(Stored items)

● ● ● ● ●

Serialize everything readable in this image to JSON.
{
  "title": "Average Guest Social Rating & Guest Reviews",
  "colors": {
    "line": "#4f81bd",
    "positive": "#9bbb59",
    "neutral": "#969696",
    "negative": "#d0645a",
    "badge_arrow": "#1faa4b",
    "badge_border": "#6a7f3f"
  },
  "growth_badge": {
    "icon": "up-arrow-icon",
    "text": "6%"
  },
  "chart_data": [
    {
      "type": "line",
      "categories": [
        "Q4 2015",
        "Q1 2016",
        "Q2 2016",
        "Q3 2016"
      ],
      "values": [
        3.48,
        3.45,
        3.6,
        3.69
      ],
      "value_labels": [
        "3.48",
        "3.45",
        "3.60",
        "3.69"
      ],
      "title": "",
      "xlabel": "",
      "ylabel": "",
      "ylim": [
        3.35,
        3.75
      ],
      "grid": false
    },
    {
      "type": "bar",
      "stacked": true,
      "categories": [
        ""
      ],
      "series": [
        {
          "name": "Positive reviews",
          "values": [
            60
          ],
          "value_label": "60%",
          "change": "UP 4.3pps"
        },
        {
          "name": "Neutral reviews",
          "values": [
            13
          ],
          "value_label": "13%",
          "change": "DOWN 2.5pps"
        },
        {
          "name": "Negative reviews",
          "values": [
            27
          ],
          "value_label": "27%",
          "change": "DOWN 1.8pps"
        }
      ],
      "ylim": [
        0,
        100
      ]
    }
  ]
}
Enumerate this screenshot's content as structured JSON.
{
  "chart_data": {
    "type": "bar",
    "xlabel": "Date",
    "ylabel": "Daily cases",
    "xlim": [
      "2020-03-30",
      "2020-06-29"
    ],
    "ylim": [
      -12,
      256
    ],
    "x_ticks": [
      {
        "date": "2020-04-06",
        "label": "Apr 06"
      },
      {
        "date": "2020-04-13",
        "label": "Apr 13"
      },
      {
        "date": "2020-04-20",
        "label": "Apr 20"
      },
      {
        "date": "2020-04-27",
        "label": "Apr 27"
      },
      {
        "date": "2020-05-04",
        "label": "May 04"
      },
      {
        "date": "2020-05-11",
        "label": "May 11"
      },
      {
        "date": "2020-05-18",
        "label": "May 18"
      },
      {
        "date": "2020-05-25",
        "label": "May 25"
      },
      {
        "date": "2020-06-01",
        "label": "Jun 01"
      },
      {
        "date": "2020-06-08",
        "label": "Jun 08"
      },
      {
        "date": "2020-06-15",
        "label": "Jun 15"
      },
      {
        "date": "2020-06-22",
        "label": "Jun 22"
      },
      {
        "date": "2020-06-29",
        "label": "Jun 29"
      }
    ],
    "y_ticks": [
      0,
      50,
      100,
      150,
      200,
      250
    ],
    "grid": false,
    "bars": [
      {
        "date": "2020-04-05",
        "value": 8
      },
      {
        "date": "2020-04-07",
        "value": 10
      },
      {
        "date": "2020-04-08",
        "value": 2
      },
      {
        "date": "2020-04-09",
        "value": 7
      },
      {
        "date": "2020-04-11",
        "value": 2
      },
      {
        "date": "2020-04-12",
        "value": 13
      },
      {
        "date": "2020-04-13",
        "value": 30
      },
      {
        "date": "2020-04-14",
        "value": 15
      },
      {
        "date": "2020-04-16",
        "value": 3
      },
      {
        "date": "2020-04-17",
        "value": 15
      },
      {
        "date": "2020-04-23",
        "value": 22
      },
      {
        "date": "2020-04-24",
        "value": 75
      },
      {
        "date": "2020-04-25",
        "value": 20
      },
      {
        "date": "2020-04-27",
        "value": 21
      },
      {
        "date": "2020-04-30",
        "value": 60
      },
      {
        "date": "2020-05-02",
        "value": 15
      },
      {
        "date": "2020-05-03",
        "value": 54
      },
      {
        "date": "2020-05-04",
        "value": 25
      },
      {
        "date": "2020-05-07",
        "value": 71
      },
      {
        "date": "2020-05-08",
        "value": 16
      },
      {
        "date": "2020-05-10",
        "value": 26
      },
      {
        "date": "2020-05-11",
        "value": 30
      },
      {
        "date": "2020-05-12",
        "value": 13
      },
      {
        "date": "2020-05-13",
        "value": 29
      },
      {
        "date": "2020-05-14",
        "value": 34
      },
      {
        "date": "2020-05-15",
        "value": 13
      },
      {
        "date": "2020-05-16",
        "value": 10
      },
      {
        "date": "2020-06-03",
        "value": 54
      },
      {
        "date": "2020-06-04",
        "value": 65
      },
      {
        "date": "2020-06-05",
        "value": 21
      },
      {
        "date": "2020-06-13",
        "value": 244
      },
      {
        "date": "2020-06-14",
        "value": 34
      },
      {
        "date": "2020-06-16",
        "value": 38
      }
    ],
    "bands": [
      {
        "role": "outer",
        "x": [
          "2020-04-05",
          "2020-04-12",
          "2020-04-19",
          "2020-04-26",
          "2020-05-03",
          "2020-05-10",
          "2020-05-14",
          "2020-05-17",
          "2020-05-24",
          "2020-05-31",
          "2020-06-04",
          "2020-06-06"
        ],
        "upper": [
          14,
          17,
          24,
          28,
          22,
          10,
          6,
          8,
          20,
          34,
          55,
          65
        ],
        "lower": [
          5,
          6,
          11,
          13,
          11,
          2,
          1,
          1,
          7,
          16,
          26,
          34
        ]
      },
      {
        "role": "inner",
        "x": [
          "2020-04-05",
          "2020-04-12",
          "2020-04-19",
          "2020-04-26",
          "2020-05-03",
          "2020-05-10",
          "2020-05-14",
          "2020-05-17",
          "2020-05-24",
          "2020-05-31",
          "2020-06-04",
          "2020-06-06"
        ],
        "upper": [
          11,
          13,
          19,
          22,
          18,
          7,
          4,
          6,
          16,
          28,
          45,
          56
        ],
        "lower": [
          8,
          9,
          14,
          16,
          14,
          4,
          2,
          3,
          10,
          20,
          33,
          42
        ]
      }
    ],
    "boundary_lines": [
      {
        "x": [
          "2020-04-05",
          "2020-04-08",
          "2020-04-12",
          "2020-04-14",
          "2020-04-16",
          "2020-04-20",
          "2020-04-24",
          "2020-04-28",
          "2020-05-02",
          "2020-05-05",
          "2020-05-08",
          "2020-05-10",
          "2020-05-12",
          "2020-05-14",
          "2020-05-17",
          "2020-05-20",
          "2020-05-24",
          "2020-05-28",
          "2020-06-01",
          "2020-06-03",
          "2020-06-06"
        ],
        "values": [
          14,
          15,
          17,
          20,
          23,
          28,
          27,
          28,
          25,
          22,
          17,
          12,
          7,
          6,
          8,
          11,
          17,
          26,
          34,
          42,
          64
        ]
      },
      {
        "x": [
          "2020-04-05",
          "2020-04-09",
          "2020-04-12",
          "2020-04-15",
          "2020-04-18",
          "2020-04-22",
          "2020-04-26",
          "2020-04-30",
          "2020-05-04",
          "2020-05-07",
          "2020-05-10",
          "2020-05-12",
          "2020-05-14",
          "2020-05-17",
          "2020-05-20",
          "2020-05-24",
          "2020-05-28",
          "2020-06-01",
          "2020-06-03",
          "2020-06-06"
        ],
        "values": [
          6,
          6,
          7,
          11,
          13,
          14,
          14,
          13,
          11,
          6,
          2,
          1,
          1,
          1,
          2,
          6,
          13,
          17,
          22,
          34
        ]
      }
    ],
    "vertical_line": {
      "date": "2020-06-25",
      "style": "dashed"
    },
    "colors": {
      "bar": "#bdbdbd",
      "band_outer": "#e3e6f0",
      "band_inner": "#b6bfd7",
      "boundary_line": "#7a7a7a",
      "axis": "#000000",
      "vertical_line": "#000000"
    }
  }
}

● ● ● ● ●

Task to carry out. Take every line containing the word "JSON" and copy it.

Answer to the task.
Serialize everything readable in this image to JSON.
Enumerate this screenshot's content as structured JSON.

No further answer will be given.